* Start DATA FOR PROCESSING *

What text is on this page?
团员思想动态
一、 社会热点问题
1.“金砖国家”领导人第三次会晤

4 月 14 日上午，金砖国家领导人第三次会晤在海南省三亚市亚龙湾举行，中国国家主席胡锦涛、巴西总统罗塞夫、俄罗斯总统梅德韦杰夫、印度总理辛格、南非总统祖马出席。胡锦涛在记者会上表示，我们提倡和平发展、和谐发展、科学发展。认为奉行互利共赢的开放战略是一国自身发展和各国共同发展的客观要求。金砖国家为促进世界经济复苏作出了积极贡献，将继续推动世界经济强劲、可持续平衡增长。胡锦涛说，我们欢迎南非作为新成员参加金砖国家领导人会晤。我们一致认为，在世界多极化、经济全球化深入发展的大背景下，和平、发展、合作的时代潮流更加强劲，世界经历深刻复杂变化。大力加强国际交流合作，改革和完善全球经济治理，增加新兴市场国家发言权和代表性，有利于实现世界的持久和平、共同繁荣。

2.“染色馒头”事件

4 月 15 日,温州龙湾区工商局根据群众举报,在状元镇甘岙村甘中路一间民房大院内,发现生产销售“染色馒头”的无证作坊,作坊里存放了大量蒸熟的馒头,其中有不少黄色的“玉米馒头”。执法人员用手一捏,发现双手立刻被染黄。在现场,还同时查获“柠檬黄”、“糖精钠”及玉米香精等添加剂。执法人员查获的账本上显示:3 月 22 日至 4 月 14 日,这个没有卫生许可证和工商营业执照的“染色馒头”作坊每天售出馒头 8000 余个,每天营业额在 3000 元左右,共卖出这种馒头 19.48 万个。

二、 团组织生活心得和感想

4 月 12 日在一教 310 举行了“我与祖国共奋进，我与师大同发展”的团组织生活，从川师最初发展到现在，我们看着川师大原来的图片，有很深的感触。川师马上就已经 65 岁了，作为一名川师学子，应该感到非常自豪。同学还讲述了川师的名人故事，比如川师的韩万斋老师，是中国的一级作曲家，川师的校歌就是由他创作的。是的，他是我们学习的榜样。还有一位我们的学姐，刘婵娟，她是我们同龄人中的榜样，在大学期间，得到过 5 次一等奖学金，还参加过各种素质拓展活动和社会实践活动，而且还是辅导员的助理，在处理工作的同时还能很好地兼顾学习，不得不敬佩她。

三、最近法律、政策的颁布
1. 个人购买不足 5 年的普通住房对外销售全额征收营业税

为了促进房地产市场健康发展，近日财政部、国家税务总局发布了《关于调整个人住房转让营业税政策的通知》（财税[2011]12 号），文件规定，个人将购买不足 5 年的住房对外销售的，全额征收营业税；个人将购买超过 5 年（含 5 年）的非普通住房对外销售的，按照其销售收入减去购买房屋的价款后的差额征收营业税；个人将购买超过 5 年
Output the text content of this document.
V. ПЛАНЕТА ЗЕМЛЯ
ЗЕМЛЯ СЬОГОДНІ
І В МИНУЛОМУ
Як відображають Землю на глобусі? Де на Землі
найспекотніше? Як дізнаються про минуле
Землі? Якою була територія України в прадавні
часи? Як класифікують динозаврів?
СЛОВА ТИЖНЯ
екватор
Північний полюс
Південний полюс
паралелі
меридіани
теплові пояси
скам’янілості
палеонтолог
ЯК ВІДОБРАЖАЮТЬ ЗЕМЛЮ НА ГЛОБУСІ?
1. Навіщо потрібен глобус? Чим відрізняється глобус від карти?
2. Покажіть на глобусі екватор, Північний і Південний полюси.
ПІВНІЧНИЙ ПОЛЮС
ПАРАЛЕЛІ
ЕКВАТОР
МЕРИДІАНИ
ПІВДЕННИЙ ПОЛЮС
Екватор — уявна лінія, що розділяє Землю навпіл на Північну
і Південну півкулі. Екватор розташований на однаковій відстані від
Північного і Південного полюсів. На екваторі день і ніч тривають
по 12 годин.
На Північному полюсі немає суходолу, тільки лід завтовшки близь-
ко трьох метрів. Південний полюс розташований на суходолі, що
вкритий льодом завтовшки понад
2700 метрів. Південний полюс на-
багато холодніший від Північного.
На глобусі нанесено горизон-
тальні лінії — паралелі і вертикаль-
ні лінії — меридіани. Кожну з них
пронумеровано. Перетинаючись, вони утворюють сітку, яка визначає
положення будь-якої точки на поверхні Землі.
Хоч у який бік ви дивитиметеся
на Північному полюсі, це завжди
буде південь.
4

* End DATA FOR PROCESSING *

WORK INSTRUCTIONS — Repeat every record, keeping each word and mark exactly as it is.

REPLY TO THE TASK —
What text is on this page?
团员思想动态
一、 社会热点问题
1.“金砖国家”领导人第三次会晤

4 月 14 日上午，金砖国家领导人第三次会晤在海南省三亚市亚龙湾举行，中国国家主席胡锦涛、巴西总统罗塞夫、俄罗斯总统梅德韦杰夫、印度总理辛格、南非总统祖马出席。胡锦涛在记者会上表示，我们提倡和平发展、和谐发展、科学发展。认为奉行互利共赢的开放战略是一国自身发展和各国共同发展的客观要求。金砖国家为促进世界经济复苏作出了积极贡献，将继续推动世界经济强劲、可持续平衡增长。胡锦涛说，我们欢迎南非作为新成员参加金砖国家领导人会晤。我们一致认为，在世界多极化、经济全球化深入发展的大背景下，和平、发展、合作的时代潮流更加强劲，世界经历深刻复杂变化。大力加强国际交流合作，改革和完善全球经济治理，增加新兴市场国家发言权和代表性，有利于实现世界的持久和平、共同繁荣。

2.“染色馒头”事件

4 月 15 日,温州龙湾区工商局根据群众举报,在状元镇甘岙村甘中路一间民房大院内,发现生产销售“染色馒头”的无证作坊,作坊里存放了大量蒸熟的馒头,其中有不少黄色的“玉米馒头”。执法人员用手一捏,发现双手立刻被染黄。在现场,还同时查获“柠檬黄”、“糖精钠”及玉米香精等添加剂。执法人员查获的账本上显示:3 月 22 日至 4 月 14 日,这个没有卫生许可证和工商营业执照的“染色馒头”作坊每天售出馒头 8000 余个,每天营业额在 3000 元左右,共卖出这种馒头 19.48 万个。

二、 团组织生活心得和感想

4 月 12 日在一教 310 举行了“我与祖国共奋进，我与师大同发展”的团组织生活，从川师最初发展到现在，我们看着川师大原来的图片，有很深的感触。川师马上就已经 65 岁了，作为一名川师学子，应该感到非常自豪。同学还讲述了川师的名人故事，比如川师的韩万斋老师，是中国的一级作曲家，川师的校歌就是由他创作的。是的，他是我们学习的榜样。还有一位我们的学姐，刘婵娟，她是我们同龄人中的榜样，在大学期间，得到过 5 次一等奖学金，还参加过各种素质拓展活动和社会实践活动，而且还是辅导员的助理，在处理工作的同时还能很好地兼顾学习，不得不敬佩她。

三、最近法律、政策的颁布
1. 个人购买不足 5 年的普通住房对外销售全额征收营业税

为了促进房地产市场健康发展，近日财政部、国家税务总局发布了《关于调整个人住房转让营业税政策的通知》（财税[2011]12 号），文件规定，个人将购买不足 5 年的住房对外销售的，全额征收营业税；个人将购买超过 5 年（含 5 年）的非普通住房对外销售的，按照其销售收入减去购买房屋的价款后的差额征收营业税；个人将购买超过 5 年
Output the text content of this document.
V. ПЛАНЕТА ЗЕМЛЯ
ЗЕМЛЯ СЬОГОДНІ
І В МИНУЛОМУ
Як відображають Землю на глобусі? Де на Землі
найспекотніше? Як дізнаються про минуле
Землі? Якою була територія України в прадавні
часи? Як класифікують динозаврів?
СЛОВА ТИЖНЯ
екватор
Північний полюс
Південний полюс
паралелі
меридіани
теплові пояси
скам’янілості
палеонтолог
ЯК ВІДОБРАЖАЮТЬ ЗЕМЛЮ НА ГЛОБУСІ?
1. Навіщо потрібен глобус? Чим відрізняється глобус від карти?
2. Покажіть на глобусі екватор, Північний і Південний полюси.
ПІВНІЧНИЙ ПОЛЮС
ПАРАЛЕЛІ
ЕКВАТОР
МЕРИДІАНИ
ПІВДЕННИЙ ПОЛЮС
Екватор — уявна лінія, що розділяє Землю навпіл на Північну
і Південну півкулі. Екватор розташований на однаковій відстані від
Північного і Південного полюсів. На екваторі день і ніч тривають
по 12 годин.
На Північному полюсі немає суходолу, тільки лід завтовшки близь-
ко трьох метрів. Південний полюс розташований на суходолі, що
вкритий льодом завтовшки понад
2700 метрів. Південний полюс на-
багато холодніший від Північного.
На глобусі нанесено горизон-
тальні лінії — паралелі і вертикаль-
ні лінії — меридіани. Кожну з них
пронумеровано. Перетинаючись, вони утворюють сітку, яка визначає
положення будь-якої точки на поверхні Землі.
Хоч у який бік ви дивитиметеся
на Північному полюсі, це завжди
буде південь.
4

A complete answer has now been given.